- _What the task requires_
Make an exact copy of the lines, leaving the pictures out.
## Begin
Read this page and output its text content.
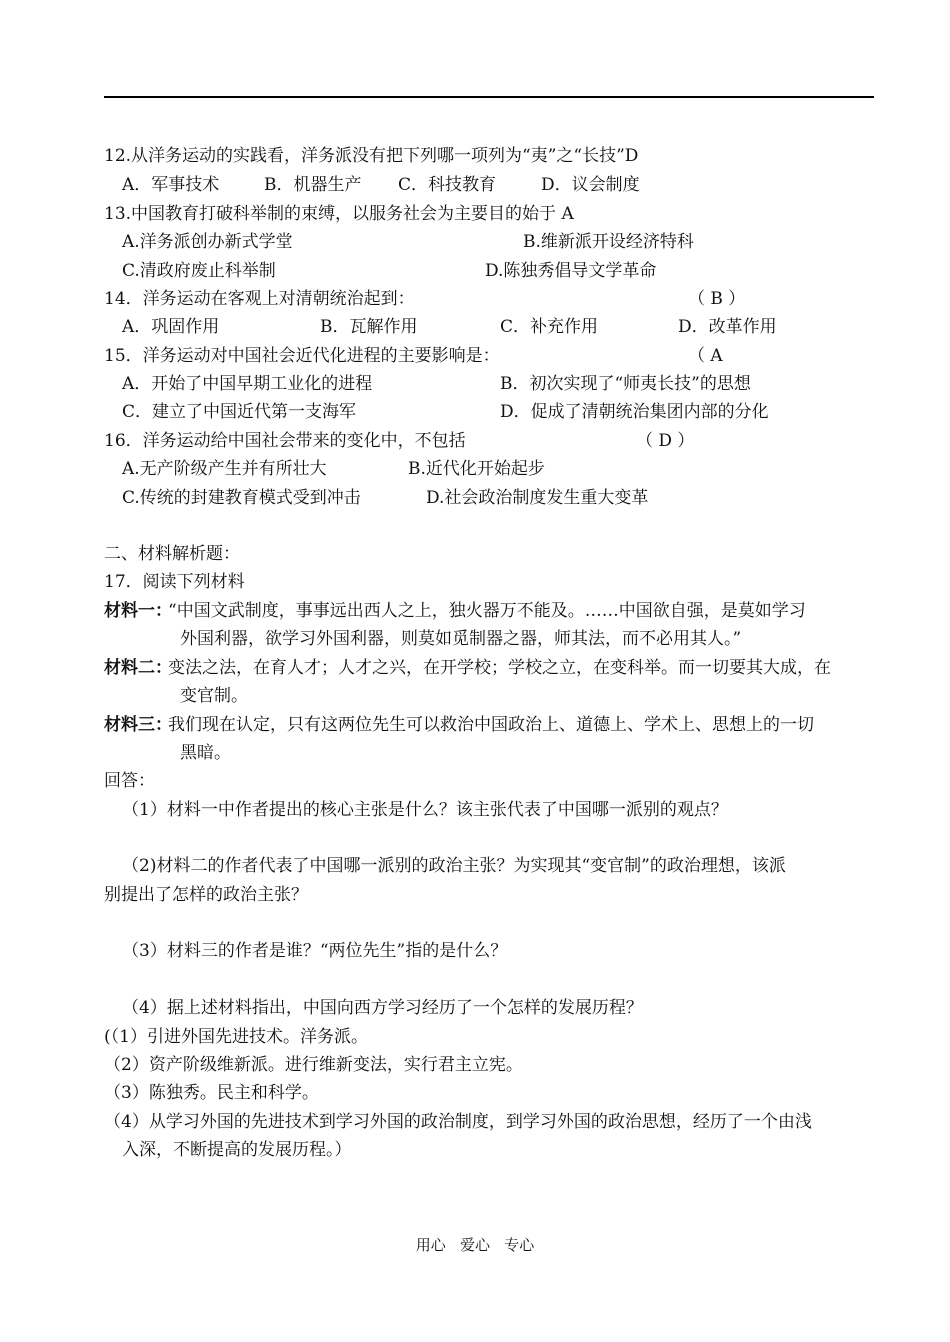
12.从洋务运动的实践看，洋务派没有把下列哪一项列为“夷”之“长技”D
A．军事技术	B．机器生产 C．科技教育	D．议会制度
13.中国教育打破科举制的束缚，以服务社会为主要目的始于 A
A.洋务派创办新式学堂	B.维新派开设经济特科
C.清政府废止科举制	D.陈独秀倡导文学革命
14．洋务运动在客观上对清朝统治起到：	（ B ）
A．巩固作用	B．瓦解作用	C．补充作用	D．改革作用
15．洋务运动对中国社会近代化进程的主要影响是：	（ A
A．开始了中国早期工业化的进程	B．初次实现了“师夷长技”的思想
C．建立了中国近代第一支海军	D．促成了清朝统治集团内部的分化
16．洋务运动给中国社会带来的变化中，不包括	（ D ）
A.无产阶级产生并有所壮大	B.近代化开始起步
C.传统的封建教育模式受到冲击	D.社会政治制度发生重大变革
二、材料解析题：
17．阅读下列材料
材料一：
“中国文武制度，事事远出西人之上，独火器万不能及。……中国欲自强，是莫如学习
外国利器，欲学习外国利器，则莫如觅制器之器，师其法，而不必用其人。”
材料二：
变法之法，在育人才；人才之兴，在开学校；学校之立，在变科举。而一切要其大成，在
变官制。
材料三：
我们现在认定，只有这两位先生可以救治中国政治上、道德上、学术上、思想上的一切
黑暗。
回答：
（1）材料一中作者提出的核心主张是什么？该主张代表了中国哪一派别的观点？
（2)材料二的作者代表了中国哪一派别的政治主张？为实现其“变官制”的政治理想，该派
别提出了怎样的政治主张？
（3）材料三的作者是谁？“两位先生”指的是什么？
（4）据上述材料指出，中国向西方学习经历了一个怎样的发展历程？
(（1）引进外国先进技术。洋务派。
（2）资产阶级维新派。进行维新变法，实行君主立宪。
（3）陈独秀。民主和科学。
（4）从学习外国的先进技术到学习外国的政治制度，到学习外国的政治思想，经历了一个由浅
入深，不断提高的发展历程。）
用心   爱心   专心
## End
- _Solved exercise_
Read this page and output its text content.
12.从洋务运动的实践看，洋务派没有把下列哪一项列为“夷”之“长技”D
A．军事技术	B．机器生产 C．科技教育	D．议会制度
13.中国教育打破科举制的束缚，以服务社会为主要目的始于 A
A.洋务派创办新式学堂	B.维新派开设经济特科
C.清政府废止科举制	D.陈独秀倡导文学革命
14．洋务运动在客观上对清朝统治起到：	（ B ）
A．巩固作用	B．瓦解作用	C．补充作用	D．改革作用
15．洋务运动对中国社会近代化进程的主要影响是：	（ A
A．开始了中国早期工业化的进程	B．初次实现了“师夷长技”的思想
C．建立了中国近代第一支海军	D．促成了清朝统治集团内部的分化
16．洋务运动给中国社会带来的变化中，不包括	（ D ）
A.无产阶级产生并有所壮大	B.近代化开始起步
C.传统的封建教育模式受到冲击	D.社会政治制度发生重大变革
二、材料解析题：
17．阅读下列材料
材料一：
“中国文武制度，事事远出西人之上，独火器万不能及。……中国欲自强，是莫如学习
外国利器，欲学习外国利器，则莫如觅制器之器，师其法，而不必用其人。”
材料二：
变法之法，在育人才；人才之兴，在开学校；学校之立，在变科举。而一切要其大成，在
变官制。
材料三：
我们现在认定，只有这两位先生可以救治中国政治上、道德上、学术上、思想上的一切
黑暗。
回答：
（1）材料一中作者提出的核心主张是什么？该主张代表了中国哪一派别的观点？
（2)材料二的作者代表了中国哪一派别的政治主张？为实现其“变官制”的政治理想，该派
别提出了怎样的政治主张？
（3）材料三的作者是谁？“两位先生”指的是什么？
（4）据上述材料指出，中国向西方学习经历了一个怎样的发展历程？
(（1）引进外国先进技术。洋务派。
（2）资产阶级维新派。进行维新变法，实行君主立宪。
（3）陈独秀。民主和科学。
（4）从学习外国的先进技术到学习外国的政治制度，到学习外国的政治思想，经历了一个由浅
入深，不断提高的发展历程。）
用心   爱心   专心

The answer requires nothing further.